[Direction]
Extract the entries in their exact form.

[The records]
________

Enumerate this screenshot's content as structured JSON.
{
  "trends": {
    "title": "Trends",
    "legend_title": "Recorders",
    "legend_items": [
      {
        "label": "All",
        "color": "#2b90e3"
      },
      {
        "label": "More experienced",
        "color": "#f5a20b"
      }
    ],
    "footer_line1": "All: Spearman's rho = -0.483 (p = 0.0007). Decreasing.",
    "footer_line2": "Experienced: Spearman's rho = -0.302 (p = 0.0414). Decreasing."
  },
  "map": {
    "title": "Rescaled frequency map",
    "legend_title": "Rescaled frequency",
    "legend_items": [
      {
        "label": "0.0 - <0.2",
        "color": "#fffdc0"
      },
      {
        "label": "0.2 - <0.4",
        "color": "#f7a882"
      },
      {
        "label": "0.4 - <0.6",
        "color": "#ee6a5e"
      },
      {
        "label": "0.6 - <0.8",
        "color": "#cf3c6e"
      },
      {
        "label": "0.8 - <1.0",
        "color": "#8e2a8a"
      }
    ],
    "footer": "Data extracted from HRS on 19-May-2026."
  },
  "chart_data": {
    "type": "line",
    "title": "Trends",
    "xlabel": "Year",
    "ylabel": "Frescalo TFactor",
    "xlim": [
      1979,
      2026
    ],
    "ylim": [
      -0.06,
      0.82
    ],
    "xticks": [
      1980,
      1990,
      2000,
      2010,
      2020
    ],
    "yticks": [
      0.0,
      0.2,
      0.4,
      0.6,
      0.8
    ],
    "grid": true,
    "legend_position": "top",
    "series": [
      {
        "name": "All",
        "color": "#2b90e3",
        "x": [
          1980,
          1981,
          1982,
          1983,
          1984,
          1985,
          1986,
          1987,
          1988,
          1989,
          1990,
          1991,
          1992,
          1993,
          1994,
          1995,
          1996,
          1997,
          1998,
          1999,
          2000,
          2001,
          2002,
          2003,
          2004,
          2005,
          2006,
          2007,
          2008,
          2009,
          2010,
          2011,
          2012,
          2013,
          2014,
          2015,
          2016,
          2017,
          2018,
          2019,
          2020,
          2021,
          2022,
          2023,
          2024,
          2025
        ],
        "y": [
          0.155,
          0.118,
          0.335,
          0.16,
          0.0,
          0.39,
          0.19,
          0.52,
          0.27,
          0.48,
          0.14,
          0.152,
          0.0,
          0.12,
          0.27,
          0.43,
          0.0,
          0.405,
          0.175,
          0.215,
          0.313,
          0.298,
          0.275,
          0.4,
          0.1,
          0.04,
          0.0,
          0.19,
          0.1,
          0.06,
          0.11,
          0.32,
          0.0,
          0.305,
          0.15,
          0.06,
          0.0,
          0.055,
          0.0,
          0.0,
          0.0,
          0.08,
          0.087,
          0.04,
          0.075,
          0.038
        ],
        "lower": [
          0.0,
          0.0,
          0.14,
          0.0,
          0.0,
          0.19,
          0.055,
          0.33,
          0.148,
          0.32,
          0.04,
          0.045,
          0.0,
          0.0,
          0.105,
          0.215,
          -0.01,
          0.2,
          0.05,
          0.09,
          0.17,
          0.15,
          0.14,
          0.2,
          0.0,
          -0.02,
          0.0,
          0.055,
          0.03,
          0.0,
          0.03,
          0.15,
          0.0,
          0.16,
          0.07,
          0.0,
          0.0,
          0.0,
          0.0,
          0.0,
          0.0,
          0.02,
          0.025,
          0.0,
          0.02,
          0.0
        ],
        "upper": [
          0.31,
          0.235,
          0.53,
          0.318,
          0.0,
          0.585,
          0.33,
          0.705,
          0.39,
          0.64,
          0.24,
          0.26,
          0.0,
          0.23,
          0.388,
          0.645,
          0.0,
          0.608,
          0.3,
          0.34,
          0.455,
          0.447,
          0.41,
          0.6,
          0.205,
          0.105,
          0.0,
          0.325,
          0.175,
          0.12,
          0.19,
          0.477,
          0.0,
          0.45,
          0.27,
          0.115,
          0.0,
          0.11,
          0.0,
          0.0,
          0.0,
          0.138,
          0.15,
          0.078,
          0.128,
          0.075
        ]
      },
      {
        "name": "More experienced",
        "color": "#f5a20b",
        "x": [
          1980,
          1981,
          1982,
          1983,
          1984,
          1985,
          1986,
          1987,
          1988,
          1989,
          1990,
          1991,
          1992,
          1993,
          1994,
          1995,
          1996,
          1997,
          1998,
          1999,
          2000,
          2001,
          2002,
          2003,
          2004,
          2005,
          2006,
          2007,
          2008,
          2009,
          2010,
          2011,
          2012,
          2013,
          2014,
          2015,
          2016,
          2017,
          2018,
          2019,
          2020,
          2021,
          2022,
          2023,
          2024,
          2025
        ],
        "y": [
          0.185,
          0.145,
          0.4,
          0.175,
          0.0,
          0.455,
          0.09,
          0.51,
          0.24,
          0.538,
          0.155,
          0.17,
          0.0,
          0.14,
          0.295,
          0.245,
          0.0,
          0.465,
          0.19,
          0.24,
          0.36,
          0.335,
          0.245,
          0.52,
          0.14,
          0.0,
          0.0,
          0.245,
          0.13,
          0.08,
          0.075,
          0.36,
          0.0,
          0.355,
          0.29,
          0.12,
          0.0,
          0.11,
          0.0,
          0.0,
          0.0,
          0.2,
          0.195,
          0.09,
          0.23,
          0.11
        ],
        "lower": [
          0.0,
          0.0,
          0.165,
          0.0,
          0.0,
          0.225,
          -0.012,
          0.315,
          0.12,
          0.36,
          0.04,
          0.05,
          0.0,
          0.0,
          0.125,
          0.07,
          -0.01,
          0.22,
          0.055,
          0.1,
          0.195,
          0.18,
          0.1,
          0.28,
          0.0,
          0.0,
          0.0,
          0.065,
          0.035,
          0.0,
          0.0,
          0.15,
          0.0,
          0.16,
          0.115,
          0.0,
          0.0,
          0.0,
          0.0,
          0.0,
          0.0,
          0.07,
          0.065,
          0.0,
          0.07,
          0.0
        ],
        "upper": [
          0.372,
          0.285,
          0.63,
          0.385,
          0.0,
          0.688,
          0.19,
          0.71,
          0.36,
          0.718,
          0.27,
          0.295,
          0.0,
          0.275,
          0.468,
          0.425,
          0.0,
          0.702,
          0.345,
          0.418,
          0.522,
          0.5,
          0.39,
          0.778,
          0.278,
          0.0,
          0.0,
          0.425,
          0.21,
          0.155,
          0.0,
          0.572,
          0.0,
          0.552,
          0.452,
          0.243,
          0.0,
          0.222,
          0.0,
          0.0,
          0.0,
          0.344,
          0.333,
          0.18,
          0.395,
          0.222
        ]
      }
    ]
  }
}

________

[Correct result]
Enumerate this screenshot's content as structured JSON.
{
  "trends": {
    "title": "Trends",
    "legend_title": "Recorders",
    "legend_items": [
      {
        "label": "All",
        "color": "#2b90e3"
      },
      {
        "label": "More experienced",
        "color": "#f5a20b"
      }
    ],
    "footer_line1": "All: Spearman's rho = -0.483 (p = 0.0007). Decreasing.",
    "footer_line2": "Experienced: Spearman's rho = -0.302 (p = 0.0414). Decreasing."
  },
  "map": {
    "title": "Rescaled frequency map",
    "legend_title": "Rescaled frequency",
    "legend_items": [
      {
        "label": "0.0 - <0.2",
        "color": "#fffdc0"
      },
      {
        "label": "0.2 - <0.4",
        "color": "#f7a882"
      },
      {
        "label": "0.4 - <0.6",
        "color": "#ee6a5e"
      },
      {
        "label": "0.6 - <0.8",
        "color": "#cf3c6e"
      },
      {
        "label": "0.8 - <1.0",
        "color": "#8e2a8a"
      }
    ],
    "footer": "Data extracted from HRS on 19-May-2026."
  },
  "chart_data": {
    "type": "line",
    "title": "Trends",
    "xlabel": "Year",
    "ylabel": "Frescalo TFactor",
    "xlim": [
      1979,
      2026
    ],
    "ylim": [
      -0.06,
      0.82
    ],
    "xticks": [
      1980,
      1990,
      2000,
      2010,
      2020
    ],
    "yticks": [
      0.0,
      0.2,
      0.4,
      0.6,
      0.8
    ],
    "grid": true,
    "legend_position": "top",
    "series": [
      {
        "name": "All",
        "color": "#2b90e3",
        "x": [
          1980,
          1981,
          1982,
          1983,
          1984,
          1985,
          1986,
          1987,
          1988,
          1989,
          1990,
          1991,
          1992,
          1993,
          1994,
          1995,
          1996,
          1997,
          1998,
          1999,
          2000,
          2001,
          2002,
          2003,
          2004,
          2005,
          2006,
          2007,
          2008,
          2009,
          2010,
          2011,
          2012,
          2013,
          2014,
          2015,
          2016,
          2017,
          2018,
          2019,
          2020,
          2021,
          2022,
          2023,
          2024,
          2025
        ],
        "y": [
          0.155,
          0.118,
          0.335,
          0.16,
          0.0,
          0.39,
          0.19,
          0.52,
          0.27,
          0.48,
          0.14,
          0.152,
          0.0,
          0.12,
          0.27,
          0.43,
          0.0,
          0.405,
          0.175,
          0.215,
          0.313,
          0.298,
          0.275,
          0.4,
          0.1,
          0.04,
          0.0,
          0.19,
          0.1,
          0.06,
          0.11,
          0.32,
          0.0,
          0.305,
          0.15,
          0.06,
          0.0,
          0.055,
          0.0,
          0.0,
          0.0,
          0.08,
          0.087,
          0.04,
          0.075,
          0.038
        ],
        "lower": [
          0.0,
          0.0,
          0.14,
          0.0,
          0.0,
          0.19,
          0.055,
          0.33,
          0.148,
          0.32,
          0.04,
          0.045,
          0.0,
          0.0,
          0.105,
          0.215,
          -0.01,
          0.2,
          0.05,
          0.09,
          0.17,
          0.15,
          0.14,
          0.2,
          0.0,
          -0.02,
          0.0,
          0.055,
          0.03,
          0.0,
          0.03,
          0.15,
          0.0,
          0.16,
          0.07,
          0.0,
          0.0,
          0.0,
          0.0,
          0.0,
          0.0,
          0.02,
          0.025,
          0.0,
          0.02,
          0.0
        ],
        "upper": [
          0.31,
          0.235,
          0.53,
          0.318,
          0.0,
          0.585,
          0.33,
          0.705,
          0.39,
          0.64,
          0.24,
          0.26,
          0.0,
          0.23,
          0.388,
          0.645,
          0.0,
          0.608,
          0.3,
          0.34,
          0.455,
          0.447,
          0.41,
          0.6,
          0.205,
          0.105,
          0.0,
          0.325,
          0.175,
          0.12,
          0.19,
          0.477,
          0.0,
          0.45,
          0.27,
          0.115,
          0.0,
          0.11,
          0.0,
          0.0,
          0.0,
          0.138,
          0.15,
          0.078,
          0.128,
          0.075
        ]
      },
      {
        "name": "More experienced",
        "color": "#f5a20b",
        "x": [
          1980,
          1981,
          1982,
          1983,
          1984,
          1985,
          1986,
          1987,
          1988,
          1989,
          1990,
          1991,
          1992,
          1993,
          1994,
          1995,
          1996,
          1997,
          1998,
          1999,
          2000,
          2001,
          2002,
          2003,
          2004,
          2005,
          2006,
          2007,
          2008,
          2009,
          2010,
          2011,
          2012,
          2013,
          2014,
          2015,
          2016,
          2017,
          2018,
          2019,
          2020,
          2021,
          2022,
          2023,
          2024,
          2025
        ],
        "y": [
          0.185,
          0.145,
          0.4,
          0.175,
          0.0,
          0.455,
          0.09,
          0.51,
          0.24,
          0.538,
          0.155,
          0.17,
          0.0,
          0.14,
          0.295,
          0.245,
          0.0,
          0.465,
          0.19,
          0.24,
          0.36,
          0.335,
          0.245,
          0.52,
          0.14,
          0.0,
          0.0,
          0.245,
          0.13,
          0.08,
          0.075,
          0.36,
          0.0,
          0.355,
          0.29,
          0.12,
          0.0,
          0.11,
          0.0,
          0.0,
          0.0,
          0.2,
          0.195,
          0.09,
          0.23,
          0.11
        ],
        "lower": [
          0.0,
          0.0,
          0.165,
          0.0,
          0.0,
          0.225,
          -0.012,
          0.315,
          0.12,
          0.36,
          0.04,
          0.05,
          0.0,
          0.0,
          0.125,
          0.07,
          -0.01,
          0.22,
          0.055,
          0.1,
          0.195,
          0.18,
          0.1,
          0.28,
          0.0,
          0.0,
          0.0,
          0.065,
          0.035,
          0.0,
          0.0,
          0.15,
          0.0,
          0.16,
          0.115,
          0.0,
          0.0,
          0.0,
          0.0,
          0.0,
          0.0,
          0.07,
          0.065,
          0.0,
          0.07,
          0.0
        ],
        "upper": [
          0.372,
          0.285,
          0.63,
          0.385,
          0.0,
          0.688,
          0.19,
          0.71,
          0.36,
          0.718,
          0.27,
          0.295,
          0.0,
          0.275,
          0.468,
          0.425,
          0.0,
          0.702,
          0.345,
          0.418,
          0.522,
          0.5,
          0.39,
          0.778,
          0.278,
          0.0,
          0.0,
          0.425,
          0.21,
          0.155,
          0.0,
          0.572,
          0.0,
          0.552,
          0.452,
          0.243,
          0.0,
          0.222,
          0.0,
          0.0,
          0.0,
          0.344,
          0.333,
          0.18,
          0.395,
          0.222
        ]
      }
    ]
  }
}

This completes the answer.